Available data:

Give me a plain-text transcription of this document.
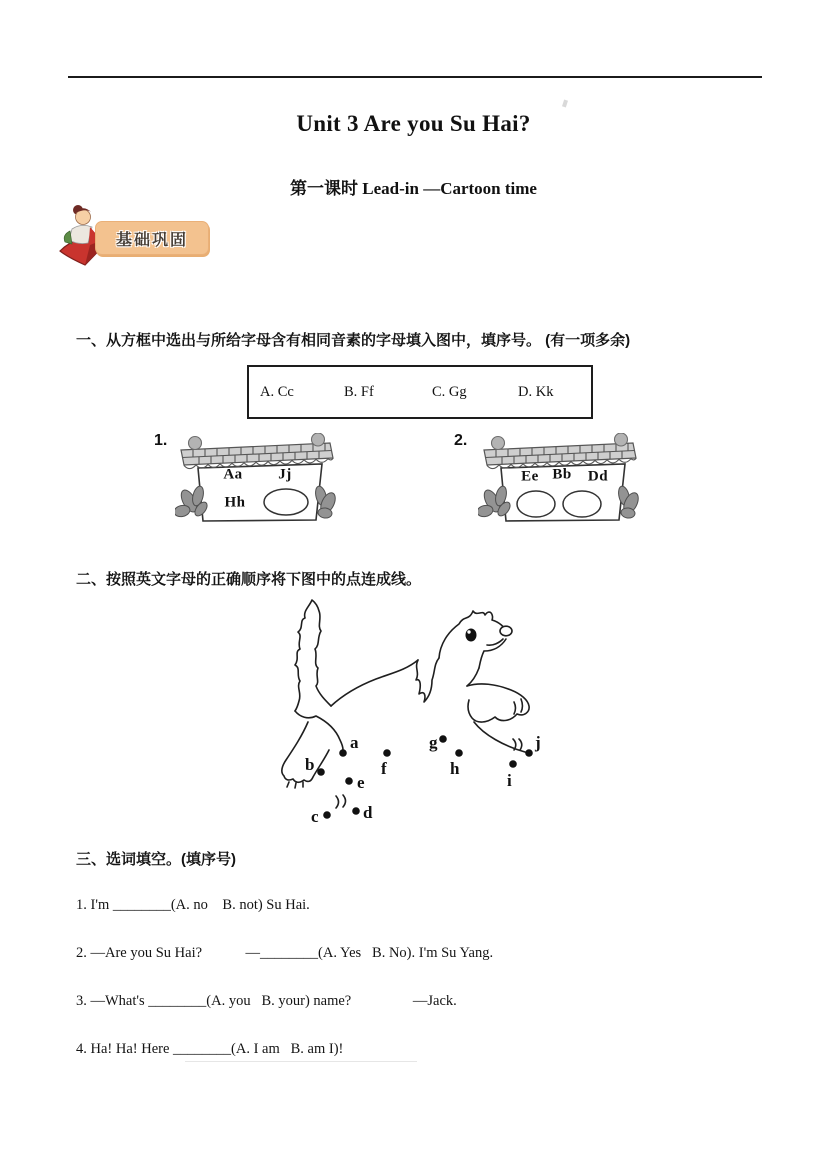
Unit 3 Are you Su Hai?
第一课时 Lead-in —Cartoon time
基础巩固
一、从方框中选出与所给字母含有相同音素的字母填入图中，填序号。 (有一项多余)
A. Cc	B. Ff	C. Gg	D. Kk
1.
Aa Jj
Hh
2.
Ee Bb Dd
二、按照英文字母的正确顺序将下图中的点连成线。
a
b
c	d
e
f
g
h
i
j
三、选词填空。(填序号)
1. I'm ________(A. no    B. not) Su Hai.
2. —Are you Su Hai?            —________(A. Yes   B. No). I'm Su Yang.
3. —What's ________(A. you   B. your) name?                 —Jack.
4. Ha! Ha! Here ________(A. I am   B. am I)!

Direction: Reproduce all entries without any change, and omit the pictures.

Answer for this exercise:
Give me a plain-text transcription of this document.
Unit 3 Are you Su Hai?
第一课时 Lead-in —Cartoon time
基础巩固
一、从方框中选出与所给字母含有相同音素的字母填入图中，填序号。 (有一项多余)
A. Cc	B. Ff	C. Gg	D. Kk
1.
Aa Jj
Hh
2.
Ee Bb Dd
二、按照英文字母的正确顺序将下图中的点连成线。
a
b
c	d
e
f
g
h
i
j
三、选词填空。(填序号)
1. I'm ________(A. no    B. not) Su Hai.
2. —Are you Su Hai?            —________(A. Yes   B. No). I'm Su Yang.
3. —What's ________(A. you   B. your) name?                 —Jack.
4. Ha! Ha! Here ________(A. I am   B. am I)!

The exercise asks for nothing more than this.